[Records]
---*---

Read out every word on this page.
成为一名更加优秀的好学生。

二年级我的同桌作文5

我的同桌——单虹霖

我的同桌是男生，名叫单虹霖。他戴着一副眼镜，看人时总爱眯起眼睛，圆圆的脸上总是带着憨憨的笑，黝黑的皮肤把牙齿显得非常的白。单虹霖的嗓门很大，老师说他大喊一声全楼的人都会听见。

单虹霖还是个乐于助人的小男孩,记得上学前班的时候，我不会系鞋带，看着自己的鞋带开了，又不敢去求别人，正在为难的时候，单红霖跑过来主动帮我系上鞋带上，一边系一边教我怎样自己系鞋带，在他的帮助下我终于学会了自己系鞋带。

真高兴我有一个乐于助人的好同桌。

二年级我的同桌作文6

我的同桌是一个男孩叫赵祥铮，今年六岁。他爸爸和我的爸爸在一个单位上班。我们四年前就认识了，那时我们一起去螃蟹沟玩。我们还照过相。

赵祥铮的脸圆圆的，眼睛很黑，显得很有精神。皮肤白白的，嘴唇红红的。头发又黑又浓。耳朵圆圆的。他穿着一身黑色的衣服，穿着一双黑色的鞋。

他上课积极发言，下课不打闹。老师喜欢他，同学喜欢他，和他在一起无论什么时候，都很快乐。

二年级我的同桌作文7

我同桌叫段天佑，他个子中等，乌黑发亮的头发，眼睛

---*---

REQUIRED WORK » Print the whole listing exactly as it is.

EXERCISE RESULT »
Read out every word on this page.
成为一名更加优秀的好学生。

二年级我的同桌作文5

我的同桌——单虹霖

我的同桌是男生，名叫单虹霖。他戴着一副眼镜，看人时总爱眯起眼睛，圆圆的脸上总是带着憨憨的笑，黝黑的皮肤把牙齿显得非常的白。单虹霖的嗓门很大，老师说他大喊一声全楼的人都会听见。

单虹霖还是个乐于助人的小男孩,记得上学前班的时候，我不会系鞋带，看着自己的鞋带开了，又不敢去求别人，正在为难的时候，单红霖跑过来主动帮我系上鞋带上，一边系一边教我怎样自己系鞋带，在他的帮助下我终于学会了自己系鞋带。

真高兴我有一个乐于助人的好同桌。

二年级我的同桌作文6

我的同桌是一个男孩叫赵祥铮，今年六岁。他爸爸和我的爸爸在一个单位上班。我们四年前就认识了，那时我们一起去螃蟹沟玩。我们还照过相。

赵祥铮的脸圆圆的，眼睛很黑，显得很有精神。皮肤白白的，嘴唇红红的。头发又黑又浓。耳朵圆圆的。他穿着一身黑色的衣服，穿着一双黑色的鞋。

他上课积极发言，下课不打闹。老师喜欢他，同学喜欢他，和他在一起无论什么时候，都很快乐。

二年级我的同桌作文7

我同桌叫段天佑，他个子中等，乌黑发亮的头发，眼睛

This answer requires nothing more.